Task to carry out:
Look at the entries below and reproduce them exactly.

Supplied data:
========
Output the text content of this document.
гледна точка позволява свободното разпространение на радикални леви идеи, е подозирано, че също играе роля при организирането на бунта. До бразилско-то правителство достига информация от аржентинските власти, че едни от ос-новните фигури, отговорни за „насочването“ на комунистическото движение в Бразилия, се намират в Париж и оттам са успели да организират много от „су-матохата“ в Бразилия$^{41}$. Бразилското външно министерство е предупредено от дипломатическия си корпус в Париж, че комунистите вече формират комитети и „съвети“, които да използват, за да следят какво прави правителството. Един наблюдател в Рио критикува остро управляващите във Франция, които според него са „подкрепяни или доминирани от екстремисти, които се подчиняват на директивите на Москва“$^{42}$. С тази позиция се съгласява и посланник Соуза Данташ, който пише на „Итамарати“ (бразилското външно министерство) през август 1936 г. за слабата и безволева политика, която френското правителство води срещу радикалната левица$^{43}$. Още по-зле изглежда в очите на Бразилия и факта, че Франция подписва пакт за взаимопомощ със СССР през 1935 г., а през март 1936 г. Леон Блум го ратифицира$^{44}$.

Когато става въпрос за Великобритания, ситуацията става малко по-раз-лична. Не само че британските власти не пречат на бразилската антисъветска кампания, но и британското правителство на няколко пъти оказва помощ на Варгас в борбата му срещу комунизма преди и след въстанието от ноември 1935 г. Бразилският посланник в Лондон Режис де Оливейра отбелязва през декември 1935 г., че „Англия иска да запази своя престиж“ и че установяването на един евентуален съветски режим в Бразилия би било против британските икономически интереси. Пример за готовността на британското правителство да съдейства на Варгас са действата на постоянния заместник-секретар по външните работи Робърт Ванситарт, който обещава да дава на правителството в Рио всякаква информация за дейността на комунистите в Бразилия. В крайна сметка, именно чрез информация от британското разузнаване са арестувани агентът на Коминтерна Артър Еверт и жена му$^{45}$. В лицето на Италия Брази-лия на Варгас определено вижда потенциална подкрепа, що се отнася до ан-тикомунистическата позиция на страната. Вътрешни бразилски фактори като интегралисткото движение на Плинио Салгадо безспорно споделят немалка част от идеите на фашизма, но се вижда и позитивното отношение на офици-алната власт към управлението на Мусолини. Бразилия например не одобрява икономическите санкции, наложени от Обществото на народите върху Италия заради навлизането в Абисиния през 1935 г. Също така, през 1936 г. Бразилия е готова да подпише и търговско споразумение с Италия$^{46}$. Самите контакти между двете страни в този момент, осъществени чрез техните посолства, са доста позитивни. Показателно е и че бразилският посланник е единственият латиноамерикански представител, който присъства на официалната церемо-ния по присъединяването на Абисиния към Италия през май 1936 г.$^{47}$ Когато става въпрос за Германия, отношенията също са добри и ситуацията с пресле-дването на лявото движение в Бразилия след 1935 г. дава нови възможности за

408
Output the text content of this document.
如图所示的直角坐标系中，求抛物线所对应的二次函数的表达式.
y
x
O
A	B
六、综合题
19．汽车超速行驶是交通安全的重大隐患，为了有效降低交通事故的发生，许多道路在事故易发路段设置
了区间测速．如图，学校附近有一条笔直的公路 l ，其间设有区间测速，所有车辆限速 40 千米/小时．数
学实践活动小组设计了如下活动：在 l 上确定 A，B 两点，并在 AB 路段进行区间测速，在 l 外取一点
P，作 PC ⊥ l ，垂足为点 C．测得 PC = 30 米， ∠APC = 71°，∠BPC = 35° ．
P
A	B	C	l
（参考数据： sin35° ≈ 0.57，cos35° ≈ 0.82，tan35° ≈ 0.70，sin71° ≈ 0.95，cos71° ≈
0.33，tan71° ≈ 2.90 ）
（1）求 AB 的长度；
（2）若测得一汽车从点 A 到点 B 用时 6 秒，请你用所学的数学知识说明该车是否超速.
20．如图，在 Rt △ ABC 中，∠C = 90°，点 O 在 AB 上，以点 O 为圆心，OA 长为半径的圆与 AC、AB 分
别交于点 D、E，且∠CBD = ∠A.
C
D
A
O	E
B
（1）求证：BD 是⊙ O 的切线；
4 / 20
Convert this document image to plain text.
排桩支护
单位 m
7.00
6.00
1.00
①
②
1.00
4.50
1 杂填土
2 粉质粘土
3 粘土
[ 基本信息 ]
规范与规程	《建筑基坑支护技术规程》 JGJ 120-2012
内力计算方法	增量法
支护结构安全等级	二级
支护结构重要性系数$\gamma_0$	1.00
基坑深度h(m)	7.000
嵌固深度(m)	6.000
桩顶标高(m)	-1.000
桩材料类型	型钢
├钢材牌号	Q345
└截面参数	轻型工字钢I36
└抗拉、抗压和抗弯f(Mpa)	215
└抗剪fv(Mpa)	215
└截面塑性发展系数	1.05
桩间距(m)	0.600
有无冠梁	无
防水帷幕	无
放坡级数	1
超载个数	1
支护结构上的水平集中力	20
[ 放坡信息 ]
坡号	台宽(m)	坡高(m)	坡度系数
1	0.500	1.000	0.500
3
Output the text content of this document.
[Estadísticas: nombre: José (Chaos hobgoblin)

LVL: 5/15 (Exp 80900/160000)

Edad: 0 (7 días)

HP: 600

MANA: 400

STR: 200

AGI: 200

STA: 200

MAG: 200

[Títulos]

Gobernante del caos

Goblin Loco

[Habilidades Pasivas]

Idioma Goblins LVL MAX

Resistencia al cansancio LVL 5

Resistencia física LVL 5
========
Reply:
Output the text content of this document.
гледна точка позволява свободното разпространение на радикални леви идеи, е подозирано, че също играе роля при организирането на бунта. До бразилско-то правителство достига информация от аржентинските власти, че едни от ос-новните фигури, отговорни за „насочването“ на комунистическото движение в Бразилия, се намират в Париж и оттам са успели да организират много от „су-матохата“ в Бразилия$^{41}$. Бразилското външно министерство е предупредено от дипломатическия си корпус в Париж, че комунистите вече формират комитети и „съвети“, които да използват, за да следят какво прави правителството. Един наблюдател в Рио критикува остро управляващите във Франция, които според него са „подкрепяни или доминирани от екстремисти, които се подчиняват на директивите на Москва“$^{42}$. С тази позиция се съгласява и посланник Соуза Данташ, който пише на „Итамарати“ (бразилското външно министерство) през август 1936 г. за слабата и безволева политика, която френското правителство води срещу радикалната левица$^{43}$. Още по-зле изглежда в очите на Бразилия и факта, че Франция подписва пакт за взаимопомощ със СССР през 1935 г., а през март 1936 г. Леон Блум го ратифицира$^{44}$.

Когато става въпрос за Великобритания, ситуацията става малко по-раз-лична. Не само че британските власти не пречат на бразилската антисъветска кампания, но и британското правителство на няколко пъти оказва помощ на Варгас в борбата му срещу комунизма преди и след въстанието от ноември 1935 г. Бразилският посланник в Лондон Режис де Оливейра отбелязва през декември 1935 г., че „Англия иска да запази своя престиж“ и че установяването на един евентуален съветски режим в Бразилия би било против британските икономически интереси. Пример за готовността на британското правителство да съдейства на Варгас са действата на постоянния заместник-секретар по външните работи Робърт Ванситарт, който обещава да дава на правителството в Рио всякаква информация за дейността на комунистите в Бразилия. В крайна сметка, именно чрез информация от британското разузнаване са арестувани агентът на Коминтерна Артър Еверт и жена му$^{45}$. В лицето на Италия Брази-лия на Варгас определено вижда потенциална подкрепа, що се отнася до ан-тикомунистическата позиция на страната. Вътрешни бразилски фактори като интегралисткото движение на Плинио Салгадо безспорно споделят немалка част от идеите на фашизма, но се вижда и позитивното отношение на офици-алната власт към управлението на Мусолини. Бразилия например не одобрява икономическите санкции, наложени от Обществото на народите върху Италия заради навлизането в Абисиния през 1935 г. Също така, през 1936 г. Бразилия е готова да подпише и търговско споразумение с Италия$^{46}$. Самите контакти между двете страни в този момент, осъществени чрез техните посолства, са доста позитивни. Показателно е и че бразилският посланник е единственият латиноамерикански представител, който присъства на официалната церемо-ния по присъединяването на Абисиния към Италия през май 1936 г.$^{47}$ Когато става въпрос за Германия, отношенията също са добри и ситуацията с пресле-дването на лявото движение в Бразилия след 1935 г. дава нови възможности за

408
Output the text content of this document.
如图所示的直角坐标系中，求抛物线所对应的二次函数的表达式.
y
x
O
A	B
六、综合题
19．汽车超速行驶是交通安全的重大隐患，为了有效降低交通事故的发生，许多道路在事故易发路段设置
了区间测速．如图，学校附近有一条笔直的公路 l ，其间设有区间测速，所有车辆限速 40 千米/小时．数
学实践活动小组设计了如下活动：在 l 上确定 A，B 两点，并在 AB 路段进行区间测速，在 l 外取一点
P，作 PC ⊥ l ，垂足为点 C．测得 PC = 30 米， ∠APC = 71°，∠BPC = 35° ．
P
A	B	C	l
（参考数据： sin35° ≈ 0.57，cos35° ≈ 0.82，tan35° ≈ 0.70，sin71° ≈ 0.95，cos71° ≈
0.33，tan71° ≈ 2.90 ）
（1）求 AB 的长度；
（2）若测得一汽车从点 A 到点 B 用时 6 秒，请你用所学的数学知识说明该车是否超速.
20．如图，在 Rt △ ABC 中，∠C = 90°，点 O 在 AB 上，以点 O 为圆心，OA 长为半径的圆与 AC、AB 分
别交于点 D、E，且∠CBD = ∠A.
C
D
A
O	E
B
（1）求证：BD 是⊙ O 的切线；
4 / 20
Convert this document image to plain text.
排桩支护
单位 m
7.00
6.00
1.00
①
②
1.00
4.50
1 杂填土
2 粉质粘土
3 粘土
[ 基本信息 ]
规范与规程	《建筑基坑支护技术规程》 JGJ 120-2012
内力计算方法	增量法
支护结构安全等级	二级
支护结构重要性系数$\gamma_0$	1.00
基坑深度h(m)	7.000
嵌固深度(m)	6.000
桩顶标高(m)	-1.000
桩材料类型	型钢
├钢材牌号	Q345
└截面参数	轻型工字钢I36
└抗拉、抗压和抗弯f(Mpa)	215
└抗剪fv(Mpa)	215
└截面塑性发展系数	1.05
桩间距(m)	0.600
有无冠梁	无
防水帷幕	无
放坡级数	1
超载个数	1
支护结构上的水平集中力	20
[ 放坡信息 ]
坡号	台宽(m)	坡高(m)	坡度系数
1	0.500	1.000	0.500
3
Output the text content of this document.
[Estadísticas: nombre: José (Chaos hobgoblin)

LVL: 5/15 (Exp 80900/160000)

Edad: 0 (7 días)

HP: 600

MANA: 400

STR: 200

AGI: 200

STA: 200

MAG: 200

[Títulos]

Gobernante del caos

Goblin Loco

[Habilidades Pasivas]

Idioma Goblins LVL MAX

Resistencia al cansancio LVL 5

Resistencia física LVL 5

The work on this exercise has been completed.